Can you transcribe every record below exactly as it appears?

── LISTED RECORDS ──

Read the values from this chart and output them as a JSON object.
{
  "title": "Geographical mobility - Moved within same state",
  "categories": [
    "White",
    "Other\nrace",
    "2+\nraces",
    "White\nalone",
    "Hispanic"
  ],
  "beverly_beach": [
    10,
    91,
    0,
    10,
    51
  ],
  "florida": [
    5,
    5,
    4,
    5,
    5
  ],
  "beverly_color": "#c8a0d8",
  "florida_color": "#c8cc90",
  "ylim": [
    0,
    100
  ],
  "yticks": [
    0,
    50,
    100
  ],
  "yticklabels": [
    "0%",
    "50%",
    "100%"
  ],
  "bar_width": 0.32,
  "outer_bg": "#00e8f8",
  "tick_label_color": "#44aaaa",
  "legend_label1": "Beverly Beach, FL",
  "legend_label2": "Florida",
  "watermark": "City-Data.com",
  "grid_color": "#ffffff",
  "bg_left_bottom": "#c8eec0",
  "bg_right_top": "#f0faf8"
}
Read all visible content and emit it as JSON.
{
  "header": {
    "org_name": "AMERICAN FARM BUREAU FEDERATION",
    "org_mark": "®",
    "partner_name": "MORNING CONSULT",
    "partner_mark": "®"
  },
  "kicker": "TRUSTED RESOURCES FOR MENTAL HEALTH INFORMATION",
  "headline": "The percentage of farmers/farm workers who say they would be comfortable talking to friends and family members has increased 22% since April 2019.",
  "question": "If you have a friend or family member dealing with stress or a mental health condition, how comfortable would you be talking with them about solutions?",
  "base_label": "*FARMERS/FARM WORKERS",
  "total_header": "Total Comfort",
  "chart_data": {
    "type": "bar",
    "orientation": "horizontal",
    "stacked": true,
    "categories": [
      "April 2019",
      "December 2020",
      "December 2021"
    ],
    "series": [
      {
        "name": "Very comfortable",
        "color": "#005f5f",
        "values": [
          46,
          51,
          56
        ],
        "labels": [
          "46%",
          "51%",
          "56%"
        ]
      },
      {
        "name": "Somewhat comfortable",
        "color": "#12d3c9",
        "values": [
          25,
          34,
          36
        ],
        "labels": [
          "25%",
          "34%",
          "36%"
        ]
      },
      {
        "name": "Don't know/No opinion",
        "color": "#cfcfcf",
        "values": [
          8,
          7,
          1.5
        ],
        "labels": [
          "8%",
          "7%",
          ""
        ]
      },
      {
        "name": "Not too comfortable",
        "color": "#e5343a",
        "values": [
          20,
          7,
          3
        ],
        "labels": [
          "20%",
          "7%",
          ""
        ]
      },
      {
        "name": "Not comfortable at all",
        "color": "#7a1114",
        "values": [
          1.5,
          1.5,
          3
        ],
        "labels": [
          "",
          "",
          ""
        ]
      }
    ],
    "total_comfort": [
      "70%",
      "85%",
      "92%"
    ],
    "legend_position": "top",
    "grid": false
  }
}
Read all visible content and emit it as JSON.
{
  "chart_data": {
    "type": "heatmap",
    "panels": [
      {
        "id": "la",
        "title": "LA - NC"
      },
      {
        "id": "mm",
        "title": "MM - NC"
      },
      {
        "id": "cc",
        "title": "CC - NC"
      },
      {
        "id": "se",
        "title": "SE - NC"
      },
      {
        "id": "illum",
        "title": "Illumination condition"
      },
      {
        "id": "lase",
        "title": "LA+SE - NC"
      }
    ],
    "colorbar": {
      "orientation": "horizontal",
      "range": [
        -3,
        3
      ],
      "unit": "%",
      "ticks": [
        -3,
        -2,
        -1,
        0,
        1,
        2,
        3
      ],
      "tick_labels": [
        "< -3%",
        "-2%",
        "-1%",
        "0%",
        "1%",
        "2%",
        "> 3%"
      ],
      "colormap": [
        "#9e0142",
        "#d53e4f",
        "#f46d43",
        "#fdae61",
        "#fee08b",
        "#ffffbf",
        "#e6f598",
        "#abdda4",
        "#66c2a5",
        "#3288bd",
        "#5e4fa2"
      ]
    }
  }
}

───

▶ _CORRECT RESPONSE_
Read the values from this chart and output them as a JSON object.
{
  "title": "Geographical mobility - Moved within same state",
  "categories": [
    "White",
    "Other\nrace",
    "2+\nraces",
    "White\nalone",
    "Hispanic"
  ],
  "beverly_beach": [
    10,
    91,
    0,
    10,
    51
  ],
  "florida": [
    5,
    5,
    4,
    5,
    5
  ],
  "beverly_color": "#c8a0d8",
  "florida_color": "#c8cc90",
  "ylim": [
    0,
    100
  ],
  "yticks": [
    0,
    50,
    100
  ],
  "yticklabels": [
    "0%",
    "50%",
    "100%"
  ],
  "bar_width": 0.32,
  "outer_bg": "#00e8f8",
  "tick_label_color": "#44aaaa",
  "legend_label1": "Beverly Beach, FL",
  "legend_label2": "Florida",
  "watermark": "City-Data.com",
  "grid_color": "#ffffff",
  "bg_left_bottom": "#c8eec0",
  "bg_right_top": "#f0faf8"
}
Read all visible content and emit it as JSON.
{
  "header": {
    "org_name": "AMERICAN FARM BUREAU FEDERATION",
    "org_mark": "®",
    "partner_name": "MORNING CONSULT",
    "partner_mark": "®"
  },
  "kicker": "TRUSTED RESOURCES FOR MENTAL HEALTH INFORMATION",
  "headline": "The percentage of farmers/farm workers who say they would be comfortable talking to friends and family members has increased 22% since April 2019.",
  "question": "If you have a friend or family member dealing with stress or a mental health condition, how comfortable would you be talking with them about solutions?",
  "base_label": "*FARMERS/FARM WORKERS",
  "total_header": "Total Comfort",
  "chart_data": {
    "type": "bar",
    "orientation": "horizontal",
    "stacked": true,
    "categories": [
      "April 2019",
      "December 2020",
      "December 2021"
    ],
    "series": [
      {
        "name": "Very comfortable",
        "color": "#005f5f",
        "values": [
          46,
          51,
          56
        ],
        "labels": [
          "46%",
          "51%",
          "56%"
        ]
      },
      {
        "name": "Somewhat comfortable",
        "color": "#12d3c9",
        "values": [
          25,
          34,
          36
        ],
        "labels": [
          "25%",
          "34%",
          "36%"
        ]
      },
      {
        "name": "Don't know/No opinion",
        "color": "#cfcfcf",
        "values": [
          8,
          7,
          1.5
        ],
        "labels": [
          "8%",
          "7%",
          ""
        ]
      },
      {
        "name": "Not too comfortable",
        "color": "#e5343a",
        "values": [
          20,
          7,
          3
        ],
        "labels": [
          "20%",
          "7%",
          ""
        ]
      },
      {
        "name": "Not comfortable at all",
        "color": "#7a1114",
        "values": [
          1.5,
          1.5,
          3
        ],
        "labels": [
          "",
          "",
          ""
        ]
      }
    ],
    "total_comfort": [
      "70%",
      "85%",
      "92%"
    ],
    "legend_position": "top",
    "grid": false
  }
}
Read all visible content and emit it as JSON.
{
  "chart_data": {
    "type": "heatmap",
    "panels": [
      {
        "id": "la",
        "title": "LA - NC"
      },
      {
        "id": "mm",
        "title": "MM - NC"
      },
      {
        "id": "cc",
        "title": "CC - NC"
      },
      {
        "id": "se",
        "title": "SE - NC"
      },
      {
        "id": "illum",
        "title": "Illumination condition"
      },
      {
        "id": "lase",
        "title": "LA+SE - NC"
      }
    ],
    "colorbar": {
      "orientation": "horizontal",
      "range": [
        -3,
        3
      ],
      "unit": "%",
      "ticks": [
        -3,
        -2,
        -1,
        0,
        1,
        2,
        3
      ],
      "tick_labels": [
        "< -3%",
        "-2%",
        "-1%",
        "0%",
        "1%",
        "2%",
        "> 3%"
      ],
      "colormap": [
        "#9e0142",
        "#d53e4f",
        "#f46d43",
        "#fdae61",
        "#fee08b",
        "#ffffbf",
        "#e6f598",
        "#abdda4",
        "#66c2a5",
        "#3288bd",
        "#5e4fa2"
      ]
    }
  }
}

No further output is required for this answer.